• _GIVEN RECORDS_:
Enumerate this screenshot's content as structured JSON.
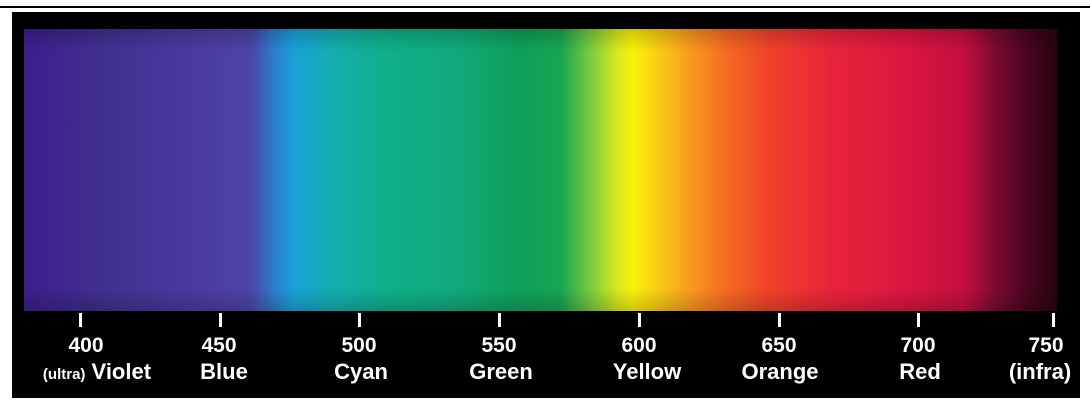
{
  "spectrum": {
    "ticks": [
      {
        "value": "400",
        "label": "Violet",
        "prefix": "(ultra)"
      },
      {
        "value": "450",
        "label": "Blue"
      },
      {
        "value": "500",
        "label": "Cyan"
      },
      {
        "value": "550",
        "label": "Green"
      },
      {
        "value": "600",
        "label": "Yellow"
      },
      {
        "value": "650",
        "label": "Orange"
      },
      {
        "value": "700",
        "label": "Red"
      },
      {
        "value": "750",
        "label": "(infra)"
      }
    ],
    "colors": {
      "violet": "#3b1f8c",
      "blue": "#4d45a8",
      "cyan": "#1aa0d8",
      "green": "#0e9f5a",
      "yellow": "#f9f10a",
      "orange": "#f56a22",
      "red": "#e9243a",
      "infra": "#2a0412"
    }
  }
}
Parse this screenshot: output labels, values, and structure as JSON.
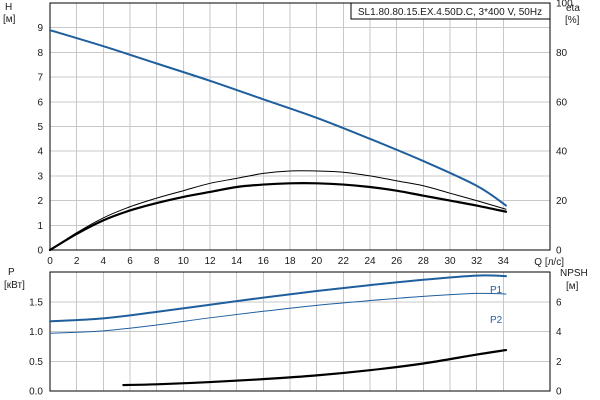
{
  "chart_data": [
    {
      "type": "line",
      "title": "SL1.80.80.15.EX.4.50D.C, 3*400 V, 50Hz",
      "xlabel": "Q [л/с]",
      "x_ticks": [
        0,
        2,
        4,
        6,
        8,
        10,
        12,
        14,
        16,
        18,
        20,
        22,
        24,
        26,
        28,
        30,
        32,
        34
      ],
      "xlim": [
        0,
        37.5
      ],
      "y_left": {
        "label_line1": "H",
        "label_line2": "[м]",
        "ylim": [
          0,
          10
        ],
        "ticks": [
          0,
          1,
          2,
          3,
          4,
          5,
          6,
          7,
          8,
          9
        ]
      },
      "y_right": {
        "label_line1": "eta",
        "label_line2": "[%]",
        "ylim": [
          0,
          100
        ],
        "ticks": [
          0,
          20,
          40,
          60,
          80,
          100
        ]
      },
      "grid": true,
      "series": [
        {
          "axis": "left",
          "color": "#1f5f9e",
          "width": 2,
          "x": [
            0,
            4,
            8,
            12,
            16,
            20,
            24,
            28,
            32,
            34.2
          ],
          "y": [
            8.9,
            8.25,
            7.55,
            6.85,
            6.1,
            5.35,
            4.5,
            3.6,
            2.6,
            1.8
          ]
        },
        {
          "axis": "right",
          "color": "#000000",
          "width": 1,
          "x": [
            0,
            2,
            4,
            6,
            8,
            10,
            12,
            14,
            16,
            18,
            20,
            22,
            24,
            26,
            28,
            30,
            32,
            34.2
          ],
          "y": [
            0,
            7,
            13,
            17.5,
            21,
            24,
            27,
            29,
            31,
            32,
            32,
            31.5,
            30,
            28,
            26,
            23,
            20,
            16.5
          ]
        },
        {
          "axis": "left",
          "color": "#000000",
          "width": 2.2,
          "x": [
            0,
            2,
            4,
            6,
            8,
            10,
            12,
            14,
            16,
            18,
            20,
            22,
            24,
            26,
            28,
            30,
            32,
            34.2
          ],
          "y": [
            0,
            0.65,
            1.2,
            1.6,
            1.9,
            2.15,
            2.35,
            2.55,
            2.65,
            2.7,
            2.7,
            2.65,
            2.55,
            2.4,
            2.2,
            2.0,
            1.8,
            1.55
          ]
        }
      ]
    },
    {
      "type": "line",
      "x_ticks": [
        0,
        2,
        4,
        6,
        8,
        10,
        12,
        14,
        16,
        18,
        20,
        22,
        24,
        26,
        28,
        30,
        32,
        34
      ],
      "xlim": [
        0,
        37.5
      ],
      "y_left": {
        "label_line1": "P",
        "label_line2": "[кВт]",
        "ylim": [
          0,
          2.0
        ],
        "ticks": [
          0.0,
          0.5,
          1.0,
          1.5
        ],
        "tick_labels": [
          "0.0",
          "0.5",
          "1.0",
          "1.5"
        ]
      },
      "y_right": {
        "label_line1": "NPSH",
        "label_line2": "[м]",
        "ylim": [
          0,
          8
        ],
        "ticks": [
          0,
          2,
          4,
          6
        ]
      },
      "grid": true,
      "series": [
        {
          "name": "P1",
          "axis": "left",
          "color": "#1f5f9e",
          "width": 2,
          "x": [
            0,
            4,
            8,
            12,
            16,
            20,
            24,
            28,
            32,
            34.2
          ],
          "y": [
            1.17,
            1.22,
            1.33,
            1.45,
            1.57,
            1.68,
            1.78,
            1.87,
            1.94,
            1.93
          ]
        },
        {
          "name": "P2",
          "axis": "left",
          "color": "#1f5f9e",
          "width": 1,
          "x": [
            0,
            4,
            8,
            12,
            16,
            20,
            24,
            28,
            32,
            34.2
          ],
          "y": [
            0.97,
            1.01,
            1.11,
            1.23,
            1.34,
            1.44,
            1.52,
            1.59,
            1.64,
            1.63
          ]
        },
        {
          "axis": "right",
          "color": "#000000",
          "width": 2.2,
          "x": [
            5.5,
            8,
            12,
            16,
            20,
            24,
            28,
            32,
            34.2
          ],
          "y": [
            0.4,
            0.45,
            0.6,
            0.8,
            1.05,
            1.4,
            1.85,
            2.45,
            2.75
          ]
        }
      ]
    }
  ]
}
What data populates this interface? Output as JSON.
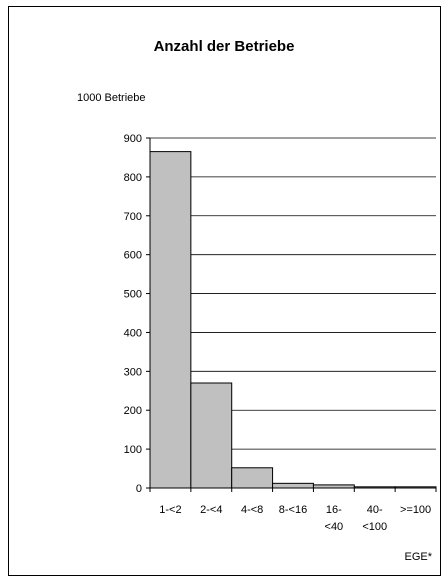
{
  "chart_data": {
    "type": "bar",
    "title": "Anzahl der Betriebe",
    "ylabel": "1000 Betriebe",
    "xlabel": "EGE*",
    "ylim": [
      0,
      900
    ],
    "yticks": [
      0,
      100,
      200,
      300,
      400,
      500,
      600,
      700,
      800,
      900
    ],
    "categories": [
      [
        "1-<2"
      ],
      [
        "2-<4"
      ],
      [
        "4-<8"
      ],
      [
        "8-<16"
      ],
      [
        "16-",
        "<40"
      ],
      [
        "40-",
        "<100"
      ],
      [
        ">=100"
      ]
    ],
    "values": [
      865,
      270,
      52,
      12,
      8,
      3,
      3
    ],
    "grid": true,
    "bar_color": "#c0c0c0"
  }
}
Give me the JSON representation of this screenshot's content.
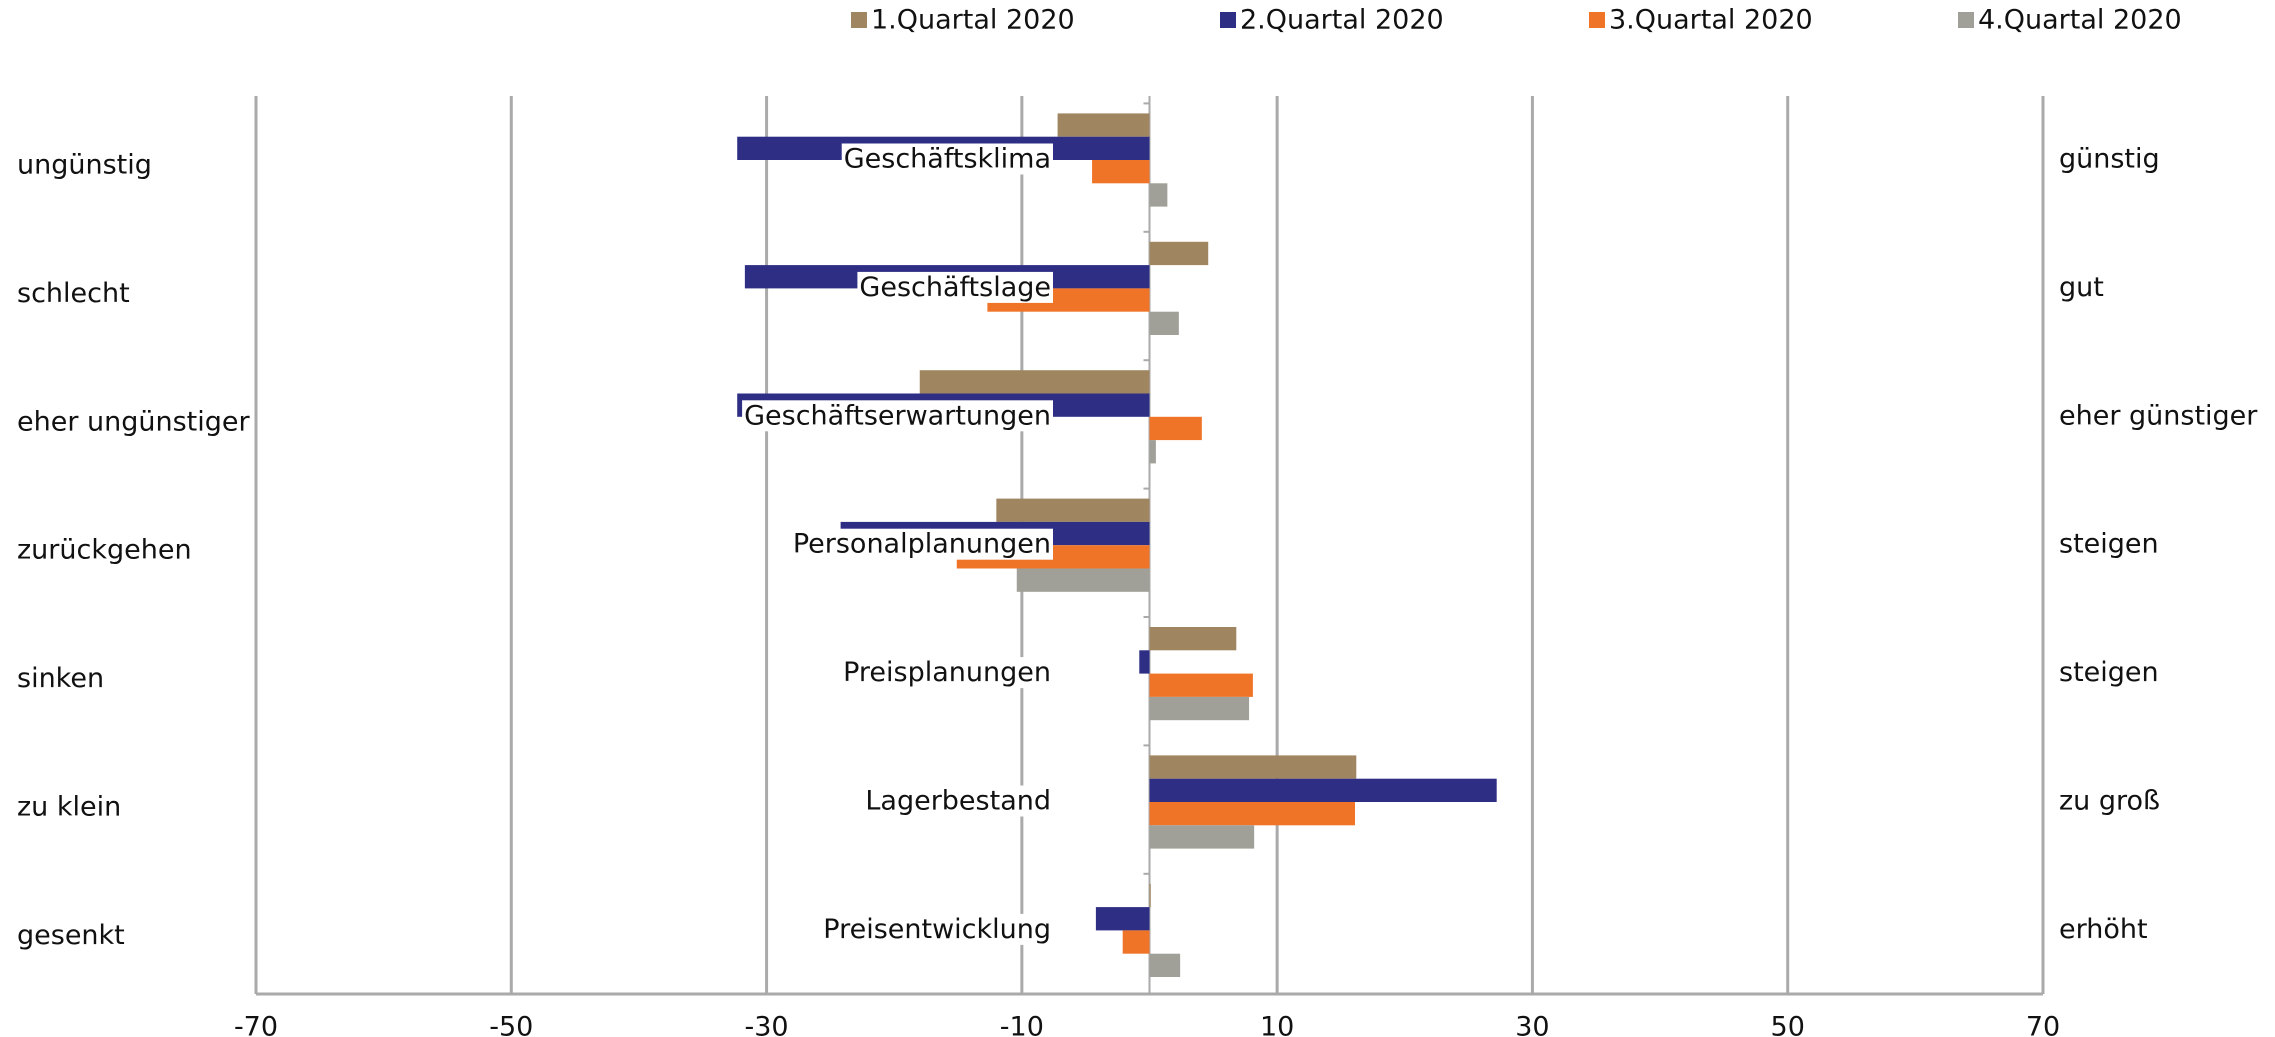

• _SET EXERCISE_: Return each line exactly as written. Any picture gets left out.

• _PROBLEM SOLUTION_:
Enumerate this screenshot's content as structured JSON.
{
  "spectrum": {
    "ticks": [
      {
        "value": "400",
        "label": "Violet",
        "prefix": "(ultra)"
      },
      {
        "value": "450",
        "label": "Blue"
      },
      {
        "value": "500",
        "label": "Cyan"
      },
      {
        "value": "550",
        "label": "Green"
      },
      {
        "value": "600",
        "label": "Yellow"
      },
      {
        "value": "650",
        "label": "Orange"
      },
      {
        "value": "700",
        "label": "Red"
      },
      {
        "value": "750",
        "label": "(infra)"
      }
    ],
    "colors": {
      "violet": "#3b1f8c",
      "blue": "#4d45a8",
      "cyan": "#1aa0d8",
      "green": "#0e9f5a",
      "yellow": "#f9f10a",
      "orange": "#f56a22",
      "red": "#e9243a",
      "infra": "#2a0412"
    }
  }
}
Parse this screenshot: output labels, values, and structure as JSON.
{
  "chart_data": [
    {
      "type": "line",
      "title": "SL1.80.80.15.EX.4.50D.C, 3*400 V, 50Hz",
      "xlabel": "Q [л/с]",
      "x_ticks": [
        0,
        2,
        4,
        6,
        8,
        10,
        12,
        14,
        16,
        18,
        20,
        22,
        24,
        26,
        28,
        30,
        32,
        34
      ],
      "xlim": [
        0,
        37.5
      ],
      "y_left": {
        "label_line1": "H",
        "label_line2": "[м]",
        "ylim": [
          0,
          10
        ],
        "ticks": [
          0,
          1,
          2,
          3,
          4,
          5,
          6,
          7,
          8,
          9
        ]
      },
      "y_right": {
        "label_line1": "eta",
        "label_line2": "[%]",
        "ylim": [
          0,
          100
        ],
        "ticks": [
          0,
          20,
          40,
          60,
          80,
          100
        ]
      },
      "grid": true,
      "series": [
        {
          "axis": "left",
          "color": "#1f5f9e",
          "width": 2,
          "x": [
            0,
            4,
            8,
            12,
            16,
            20,
            24,
            28,
            32,
            34.2
          ],
          "y": [
            8.9,
            8.25,
            7.55,
            6.85,
            6.1,
            5.35,
            4.5,
            3.6,
            2.6,
            1.8
          ]
        },
        {
          "axis": "right",
          "color": "#000000",
          "width": 1,
          "x": [
            0,
            2,
            4,
            6,
            8,
            10,
            12,
            14,
            16,
            18,
            20,
            22,
            24,
            26,
            28,
            30,
            32,
            34.2
          ],
          "y": [
            0,
            7,
            13,
            17.5,
            21,
            24,
            27,
            29,
            31,
            32,
            32,
            31.5,
            30,
            28,
            26,
            23,
            20,
            16.5
          ]
        },
        {
          "axis": "left",
          "color": "#000000",
          "width": 2.2,
          "x": [
            0,
            2,
            4,
            6,
            8,
            10,
            12,
            14,
            16,
            18,
            20,
            22,
            24,
            26,
            28,
            30,
            32,
            34.2
          ],
          "y": [
            0,
            0.65,
            1.2,
            1.6,
            1.9,
            2.15,
            2.35,
            2.55,
            2.65,
            2.7,
            2.7,
            2.65,
            2.55,
            2.4,
            2.2,
            2.0,
            1.8,
            1.55
          ]
        }
      ]
    },
    {
      "type": "line",
      "x_ticks": [
        0,
        2,
        4,
        6,
        8,
        10,
        12,
        14,
        16,
        18,
        20,
        22,
        24,
        26,
        28,
        30,
        32,
        34
      ],
      "xlim": [
        0,
        37.5
      ],
      "y_left": {
        "label_line1": "P",
        "label_line2": "[кВт]",
        "ylim": [
          0,
          2.0
        ],
        "ticks": [
          0.0,
          0.5,
          1.0,
          1.5
        ],
        "tick_labels": [
          "0.0",
          "0.5",
          "1.0",
          "1.5"
        ]
      },
      "y_right": {
        "label_line1": "NPSH",
        "label_line2": "[м]",
        "ylim": [
          0,
          8
        ],
        "ticks": [
          0,
          2,
          4,
          6
        ]
      },
      "grid": true,
      "series": [
        {
          "name": "P1",
          "axis": "left",
          "color": "#1f5f9e",
          "width": 2,
          "x": [
            0,
            4,
            8,
            12,
            16,
            20,
            24,
            28,
            32,
            34.2
          ],
          "y": [
            1.17,
            1.22,
            1.33,
            1.45,
            1.57,
            1.68,
            1.78,
            1.87,
            1.94,
            1.93
          ]
        },
        {
          "name": "P2",
          "axis": "left",
          "color": "#1f5f9e",
          "width": 1,
          "x": [
            0,
            4,
            8,
            12,
            16,
            20,
            24,
            28,
            32,
            34.2
          ],
          "y": [
            0.97,
            1.01,
            1.11,
            1.23,
            1.34,
            1.44,
            1.52,
            1.59,
            1.64,
            1.63
          ]
        },
        {
          "axis": "right",
          "color": "#000000",
          "width": 2.2,
          "x": [
            5.5,
            8,
            12,
            16,
            20,
            24,
            28,
            32,
            34.2
          ],
          "y": [
            0.4,
            0.45,
            0.6,
            0.8,
            1.05,
            1.4,
            1.85,
            2.45,
            2.75
          ]
        }
      ]
    }
  ]
}
What data populates this interface? Output as JSON.
{
  "chart_data": {
    "type": "bar",
    "title": "Anzahl der Betriebe",
    "ylabel": "1000 Betriebe",
    "xlabel": "EGE*",
    "ylim": [
      0,
      900
    ],
    "yticks": [
      0,
      100,
      200,
      300,
      400,
      500,
      600,
      700,
      800,
      900
    ],
    "categories": [
      [
        "1-<2"
      ],
      [
        "2-<4"
      ],
      [
        "4-<8"
      ],
      [
        "8-<16"
      ],
      [
        "16-",
        "<40"
      ],
      [
        "40-",
        "<100"
      ],
      [
        ">=100"
      ]
    ],
    "values": [
      865,
      270,
      52,
      12,
      8,
      3,
      3
    ],
    "grid": true,
    "bar_color": "#c0c0c0"
  }
}
Give me the JSON representation of this screenshot's content.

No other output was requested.